Each record that follows should be repeated exactly, minus any images.

__Raw records__
# # # # #

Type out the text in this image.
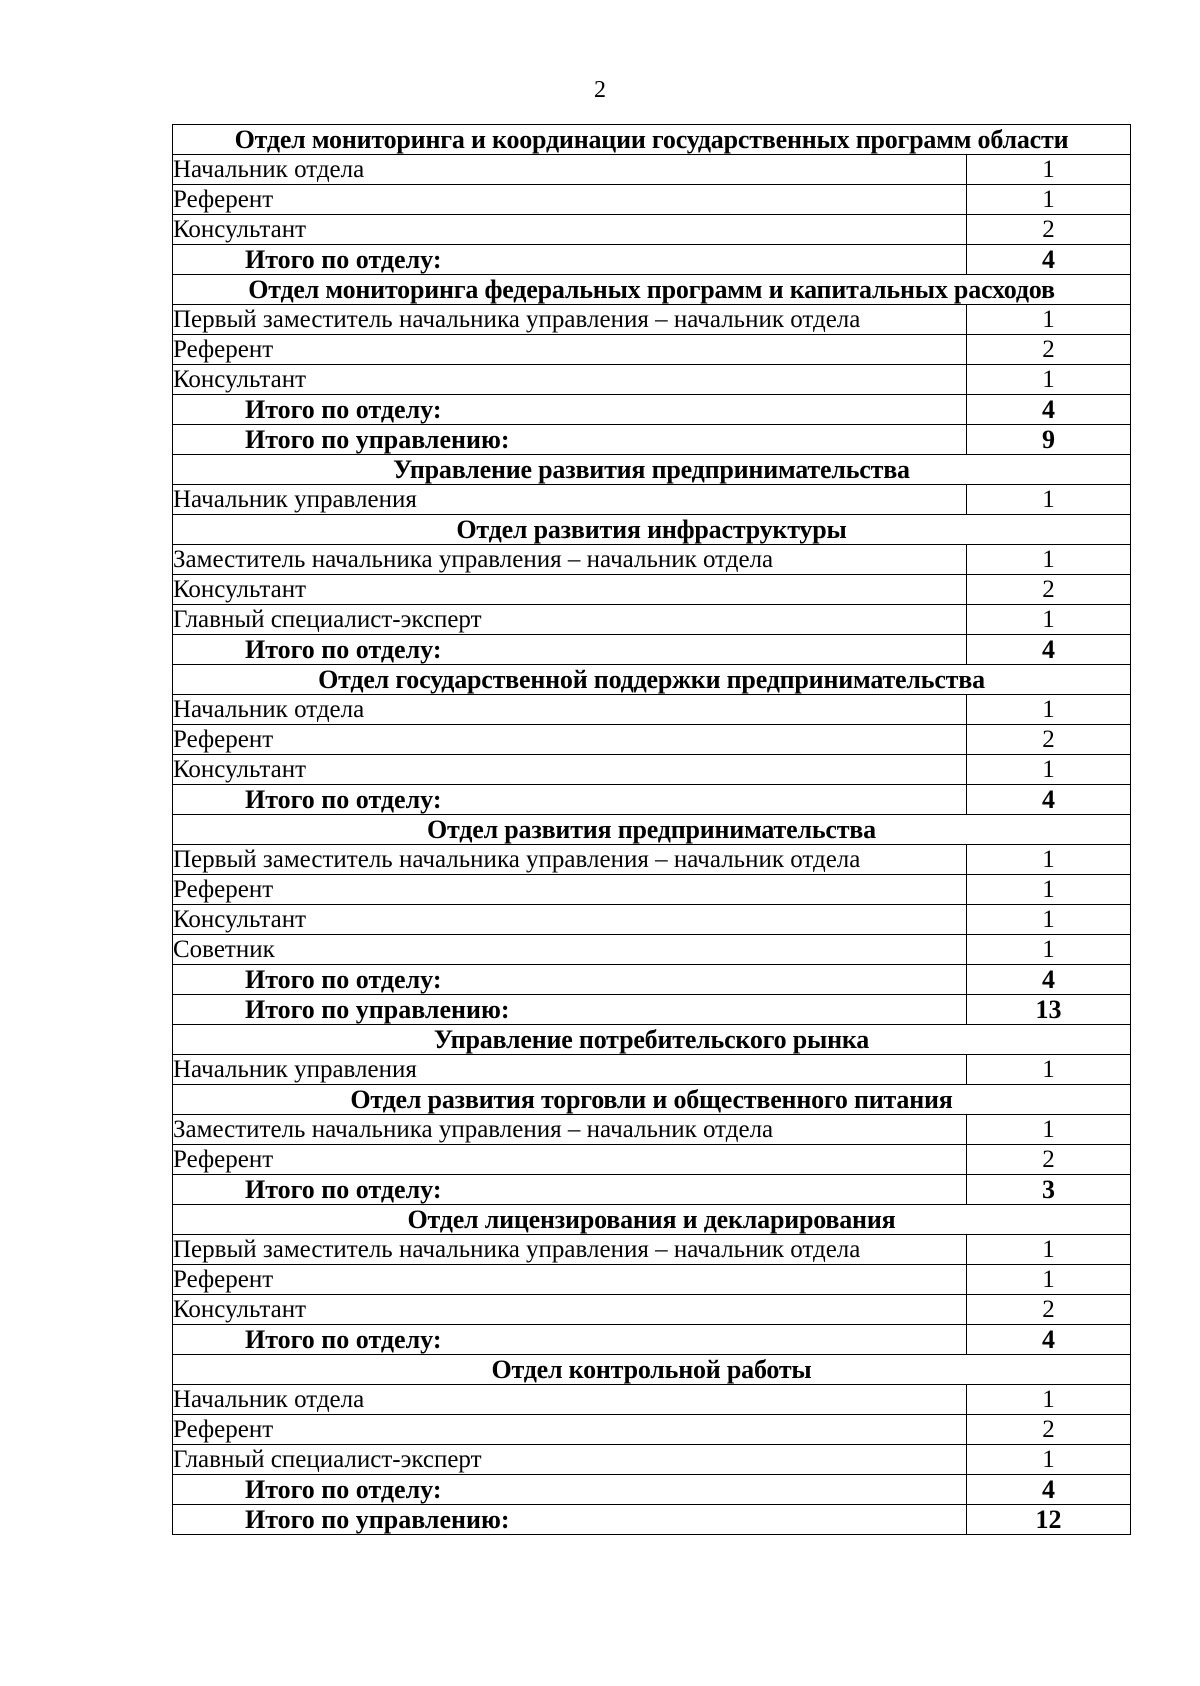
2
Отдел мониторинга и координации государственных программ области	
Начальник отдела	1
Референт	1
Консультант	2
Итого по отделу:	4
Отдел мониторинга федеральных программ и капитальных расходов	
Первый заместитель начальника управления – начальник отдела	1
Референт	2
Консультант	1
Итого по отделу:	4
Итого по управлению:	9
Управление развития предпринимательства	
Начальник управления	1
Отдел развития инфраструктуры	
Заместитель начальника управления – начальник отдела	1
Консультант	2
Главный специалист-эксперт	1
Итого по отделу:	4
Отдел государственной поддержки предпринимательства	
Начальник отдела	1
Референт	2
Консультант	1
Итого по отделу:	4
Отдел развития предпринимательства	
Первый заместитель начальника управления – начальник отдела	1
Референт	1
Консультант	1
Советник	1
Итого по отделу:	4
Итого по управлению:	13
Управление потребительского рынка	
Начальник управления	1
Отдел развития торговли и общественного питания	
Заместитель начальника управления – начальник отдела	1
Референт	2
Итого по отделу:	3
Отдел лицензирования и декларирования	
Первый заместитель начальника управления – начальник отдела	1
Референт	1
Консультант	2
Итого по отделу:	4
Отдел контрольной работы	
Начальник отдела	1
Референт	2
Главный специалист-эксперт	1
Итого по отделу:	4
Итого по управлению:	12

# # # # #

__Exercise answer__
Type out the text in this image.
2
Отдел мониторинга и координации государственных программ области	
Начальник отдела	1
Референт	1
Консультант	2
Итого по отделу:	4
Отдел мониторинга федеральных программ и капитальных расходов	
Первый заместитель начальника управления – начальник отдела	1
Референт	2
Консультант	1
Итого по отделу:	4
Итого по управлению:	9
Управление развития предпринимательства	
Начальник управления	1
Отдел развития инфраструктуры	
Заместитель начальника управления – начальник отдела	1
Консультант	2
Главный специалист-эксперт	1
Итого по отделу:	4
Отдел государственной поддержки предпринимательства	
Начальник отдела	1
Референт	2
Консультант	1
Итого по отделу:	4
Отдел развития предпринимательства	
Первый заместитель начальника управления – начальник отдела	1
Референт	1
Консультант	1
Советник	1
Итого по отделу:	4
Итого по управлению:	13
Управление потребительского рынка	
Начальник управления	1
Отдел развития торговли и общественного питания	
Заместитель начальника управления – начальник отдела	1
Референт	2
Итого по отделу:	3
Отдел лицензирования и декларирования	
Первый заместитель начальника управления – начальник отдела	1
Референт	1
Консультант	2
Итого по отделу:	4
Отдел контрольной работы	
Начальник отдела	1
Референт	2
Главный специалист-эксперт	1
Итого по отделу:	4
Итого по управлению:	12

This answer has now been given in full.